─── STORED RECORDS ───

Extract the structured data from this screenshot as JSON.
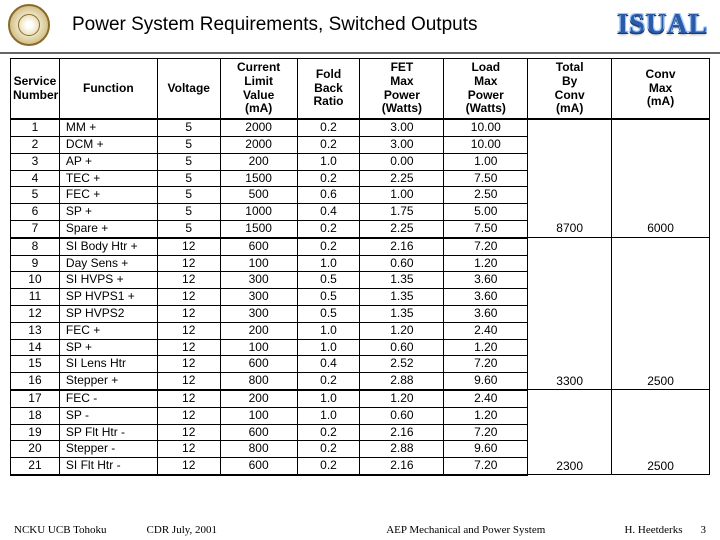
{
  "header": {
    "title": "Power System Requirements, Switched Outputs",
    "logo_text": "ISUAL"
  },
  "table": {
    "columns": [
      "Service\nNumber",
      "Function",
      "Voltage",
      "Current\nLimit\nValue\n(mA)",
      "Fold\nBack\nRatio",
      "FET\nMax\nPower\n(Watts)",
      "Load\nMax\nPower\n(Watts)",
      "Total\nBy\nConv\n(mA)",
      "Conv\nMax\n(mA)"
    ],
    "groups": [
      {
        "rows": [
          {
            "n": "1",
            "fn": "MM +",
            "v": "5",
            "cl": "2000",
            "fb": "0.2",
            "fet": "3.00",
            "ld": "10.00"
          },
          {
            "n": "2",
            "fn": "DCM +",
            "v": "5",
            "cl": "2000",
            "fb": "0.2",
            "fet": "3.00",
            "ld": "10.00"
          },
          {
            "n": "3",
            "fn": "AP +",
            "v": "5",
            "cl": "200",
            "fb": "1.0",
            "fet": "0.00",
            "ld": "1.00"
          },
          {
            "n": "4",
            "fn": "TEC +",
            "v": "5",
            "cl": "1500",
            "fb": "0.2",
            "fet": "2.25",
            "ld": "7.50"
          },
          {
            "n": "5",
            "fn": "FEC +",
            "v": "5",
            "cl": "500",
            "fb": "0.6",
            "fet": "1.00",
            "ld": "2.50"
          },
          {
            "n": "6",
            "fn": "SP +",
            "v": "5",
            "cl": "1000",
            "fb": "0.4",
            "fet": "1.75",
            "ld": "5.00"
          },
          {
            "n": "7",
            "fn": "Spare +",
            "v": "5",
            "cl": "1500",
            "fb": "0.2",
            "fet": "2.25",
            "ld": "7.50"
          }
        ],
        "total": "8700",
        "conv": "6000"
      },
      {
        "rows": [
          {
            "n": "8",
            "fn": "SI Body Htr +",
            "v": "12",
            "cl": "600",
            "fb": "0.2",
            "fet": "2.16",
            "ld": "7.20"
          },
          {
            "n": "9",
            "fn": "Day Sens +",
            "v": "12",
            "cl": "100",
            "fb": "1.0",
            "fet": "0.60",
            "ld": "1.20"
          },
          {
            "n": "10",
            "fn": "SI HVPS +",
            "v": "12",
            "cl": "300",
            "fb": "0.5",
            "fet": "1.35",
            "ld": "3.60"
          },
          {
            "n": "11",
            "fn": "SP HVPS1 +",
            "v": "12",
            "cl": "300",
            "fb": "0.5",
            "fet": "1.35",
            "ld": "3.60"
          },
          {
            "n": "12",
            "fn": "SP HVPS2",
            "v": "12",
            "cl": "300",
            "fb": "0.5",
            "fet": "1.35",
            "ld": "3.60"
          },
          {
            "n": "13",
            "fn": "FEC +",
            "v": "12",
            "cl": "200",
            "fb": "1.0",
            "fet": "1.20",
            "ld": "2.40"
          },
          {
            "n": "14",
            "fn": "SP +",
            "v": "12",
            "cl": "100",
            "fb": "1.0",
            "fet": "0.60",
            "ld": "1.20"
          },
          {
            "n": "15",
            "fn": "SI Lens Htr",
            "v": "12",
            "cl": "600",
            "fb": "0.4",
            "fet": "2.52",
            "ld": "7.20"
          },
          {
            "n": "16",
            "fn": "Stepper +",
            "v": "12",
            "cl": "800",
            "fb": "0.2",
            "fet": "2.88",
            "ld": "9.60"
          }
        ],
        "total": "3300",
        "conv": "2500"
      },
      {
        "rows": [
          {
            "n": "17",
            "fn": "FEC -",
            "v": "12",
            "cl": "200",
            "fb": "1.0",
            "fet": "1.20",
            "ld": "2.40"
          },
          {
            "n": "18",
            "fn": "SP -",
            "v": "12",
            "cl": "100",
            "fb": "1.0",
            "fet": "0.60",
            "ld": "1.20"
          },
          {
            "n": "19",
            "fn": "SP Flt Htr -",
            "v": "12",
            "cl": "600",
            "fb": "0.2",
            "fet": "2.16",
            "ld": "7.20"
          },
          {
            "n": "20",
            "fn": "Stepper -",
            "v": "12",
            "cl": "800",
            "fb": "0.2",
            "fet": "2.88",
            "ld": "9.60"
          },
          {
            "n": "21",
            "fn": "SI Flt Htr -",
            "v": "12",
            "cl": "600",
            "fb": "0.2",
            "fet": "2.16",
            "ld": "7.20"
          }
        ],
        "total": "2300",
        "conv": "2500"
      }
    ]
  },
  "footer": {
    "left": "NCKU   UCB   Tohoku",
    "mid1": "CDR  July,  2001",
    "mid2": "AEP Mechanical and Power System",
    "right": "H. Heetderks",
    "page": "3"
  }
}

───

§ INSTRUCTION: Where a line above holds the string "nMax", show that line.

§ OUTPUT OF THE EXERCISE:
      "FET\nMax\nPower\n(Watts)",
      "Load\nMax\nPower\n(Watts)",
      "Conv\nMax\n(mA)"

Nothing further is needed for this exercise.